* **DATA FOR THE TASK**
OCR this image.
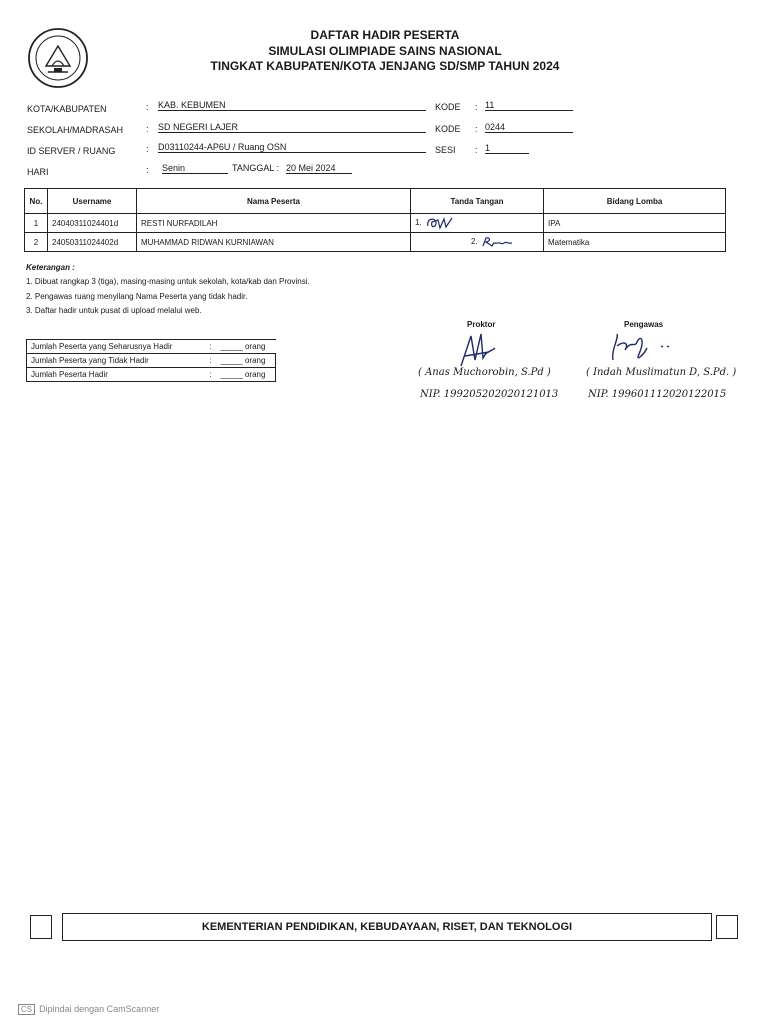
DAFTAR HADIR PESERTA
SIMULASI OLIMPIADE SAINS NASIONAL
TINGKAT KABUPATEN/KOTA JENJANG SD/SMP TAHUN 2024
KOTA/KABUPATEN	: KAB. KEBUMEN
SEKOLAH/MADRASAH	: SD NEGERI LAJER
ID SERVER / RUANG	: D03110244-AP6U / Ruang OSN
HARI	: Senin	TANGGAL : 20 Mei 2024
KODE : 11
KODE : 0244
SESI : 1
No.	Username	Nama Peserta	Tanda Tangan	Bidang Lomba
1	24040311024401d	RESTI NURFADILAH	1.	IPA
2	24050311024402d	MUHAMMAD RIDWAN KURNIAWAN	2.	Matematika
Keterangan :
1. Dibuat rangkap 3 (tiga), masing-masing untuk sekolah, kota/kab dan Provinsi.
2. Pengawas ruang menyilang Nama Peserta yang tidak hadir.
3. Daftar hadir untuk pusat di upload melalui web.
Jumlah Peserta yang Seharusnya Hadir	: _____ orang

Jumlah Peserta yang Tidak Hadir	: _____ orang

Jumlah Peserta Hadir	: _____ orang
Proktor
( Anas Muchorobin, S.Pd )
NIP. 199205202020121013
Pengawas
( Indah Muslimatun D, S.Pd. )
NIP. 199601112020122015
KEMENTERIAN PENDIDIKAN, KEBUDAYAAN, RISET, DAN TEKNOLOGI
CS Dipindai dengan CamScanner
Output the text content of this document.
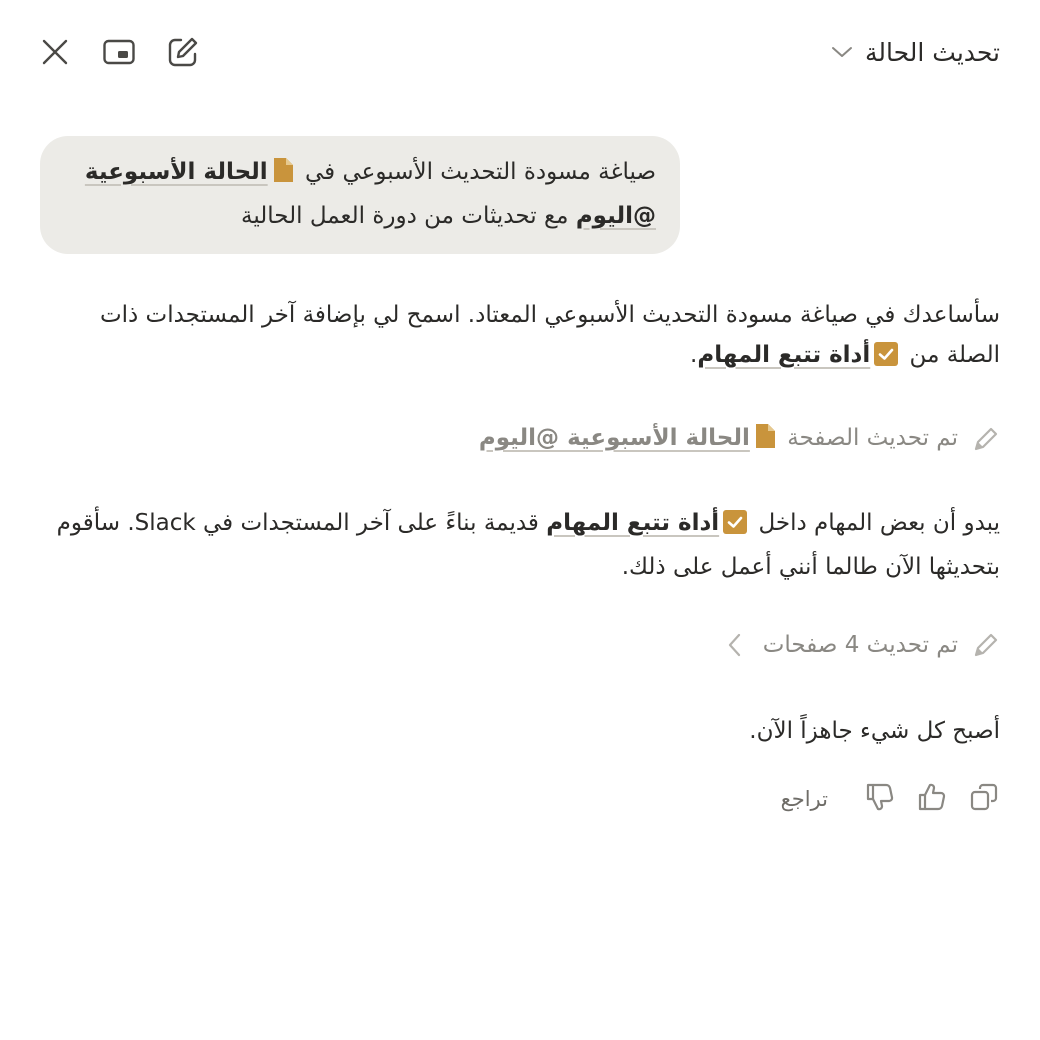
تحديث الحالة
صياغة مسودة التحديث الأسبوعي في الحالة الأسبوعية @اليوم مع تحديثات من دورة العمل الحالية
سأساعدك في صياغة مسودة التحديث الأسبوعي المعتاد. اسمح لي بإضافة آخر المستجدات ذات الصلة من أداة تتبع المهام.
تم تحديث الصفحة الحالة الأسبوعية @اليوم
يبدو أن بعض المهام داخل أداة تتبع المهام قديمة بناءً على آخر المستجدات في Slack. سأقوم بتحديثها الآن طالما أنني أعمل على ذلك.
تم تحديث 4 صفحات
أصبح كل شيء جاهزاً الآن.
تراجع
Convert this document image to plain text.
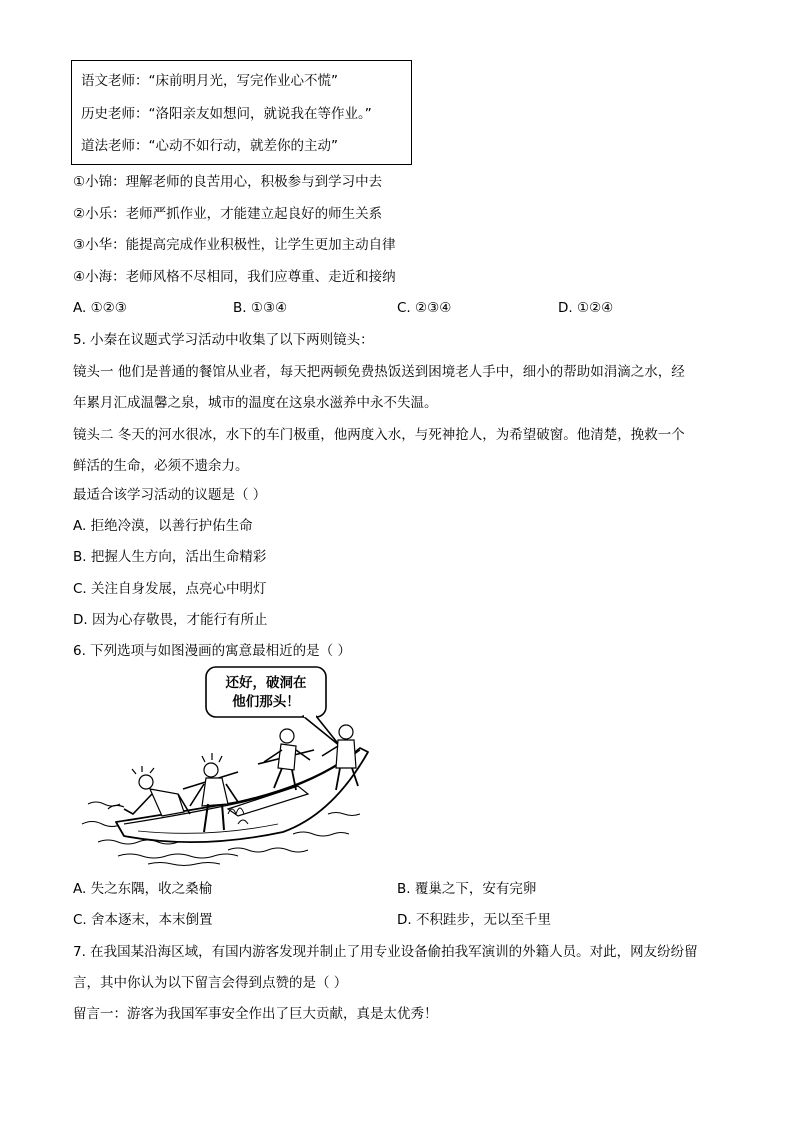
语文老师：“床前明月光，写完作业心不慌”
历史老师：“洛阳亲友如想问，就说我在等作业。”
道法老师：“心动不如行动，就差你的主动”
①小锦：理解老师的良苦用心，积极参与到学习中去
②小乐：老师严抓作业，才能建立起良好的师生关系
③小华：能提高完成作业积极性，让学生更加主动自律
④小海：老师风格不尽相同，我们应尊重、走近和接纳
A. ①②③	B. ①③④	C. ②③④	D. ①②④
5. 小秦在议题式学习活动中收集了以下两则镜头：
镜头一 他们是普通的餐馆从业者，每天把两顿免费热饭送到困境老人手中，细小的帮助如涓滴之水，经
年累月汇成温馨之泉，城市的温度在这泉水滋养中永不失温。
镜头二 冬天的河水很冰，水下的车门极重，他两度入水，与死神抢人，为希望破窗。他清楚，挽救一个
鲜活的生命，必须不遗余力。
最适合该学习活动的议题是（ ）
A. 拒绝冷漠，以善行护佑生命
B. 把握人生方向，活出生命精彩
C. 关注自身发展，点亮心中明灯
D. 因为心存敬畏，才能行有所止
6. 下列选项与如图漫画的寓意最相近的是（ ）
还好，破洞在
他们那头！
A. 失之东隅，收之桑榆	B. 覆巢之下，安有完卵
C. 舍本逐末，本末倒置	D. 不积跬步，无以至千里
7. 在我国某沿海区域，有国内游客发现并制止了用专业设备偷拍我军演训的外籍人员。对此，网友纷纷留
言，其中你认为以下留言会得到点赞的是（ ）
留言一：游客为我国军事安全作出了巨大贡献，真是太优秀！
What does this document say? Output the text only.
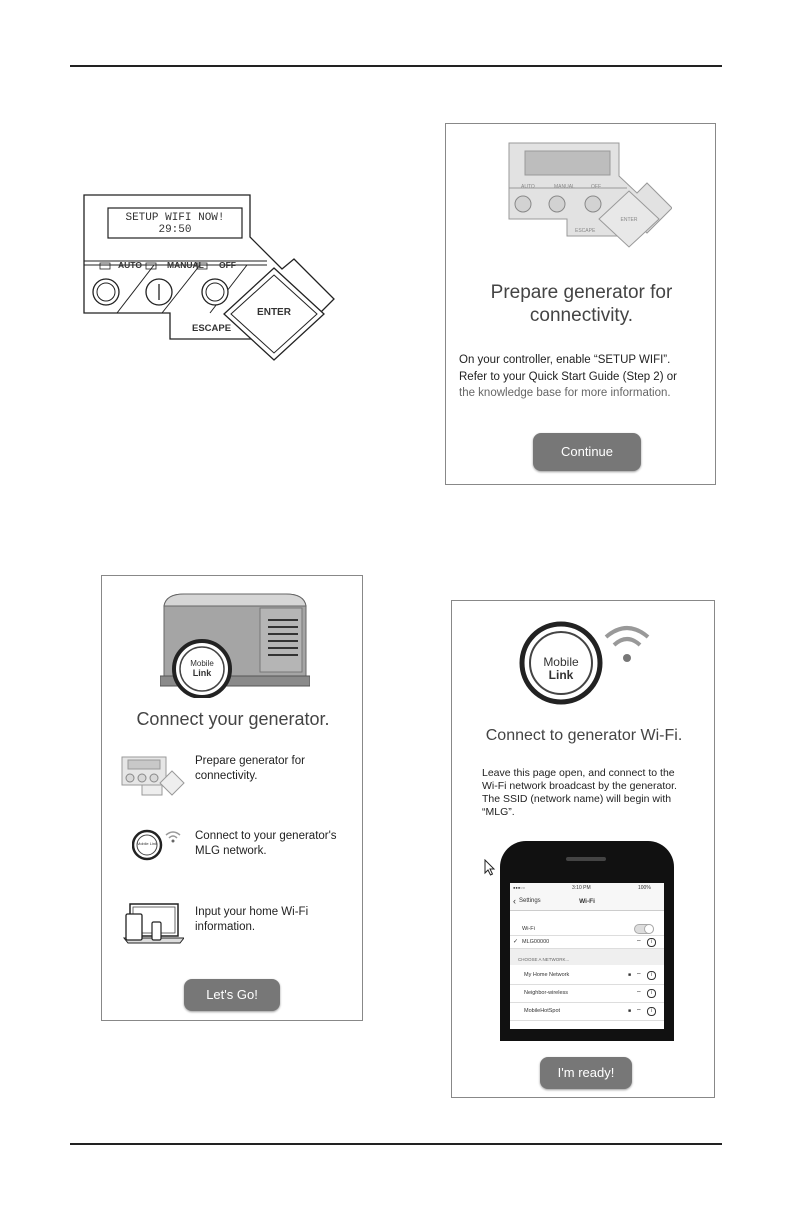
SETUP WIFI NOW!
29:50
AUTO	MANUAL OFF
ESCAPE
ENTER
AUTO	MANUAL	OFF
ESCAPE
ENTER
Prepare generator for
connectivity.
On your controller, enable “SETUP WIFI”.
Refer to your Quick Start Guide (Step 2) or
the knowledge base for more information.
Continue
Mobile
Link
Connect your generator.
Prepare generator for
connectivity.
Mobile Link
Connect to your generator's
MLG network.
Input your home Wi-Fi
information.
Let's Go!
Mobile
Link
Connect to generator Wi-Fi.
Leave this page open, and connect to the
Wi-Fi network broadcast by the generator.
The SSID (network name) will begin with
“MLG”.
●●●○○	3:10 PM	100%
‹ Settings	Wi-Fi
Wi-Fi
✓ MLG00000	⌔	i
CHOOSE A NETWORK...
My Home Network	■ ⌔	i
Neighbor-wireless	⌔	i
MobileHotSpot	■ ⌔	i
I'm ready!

* **BRIEF**
Isolate each line of the listing above that includes "untuk". Copy it.

* **RESULT OF THIS TASK**
1. Dibuat rangkap 3 (tiga), masing-masing untuk sekolah, kota/kab dan Provinsi.
3. Daftar hadir untuk pusat di upload melalui web.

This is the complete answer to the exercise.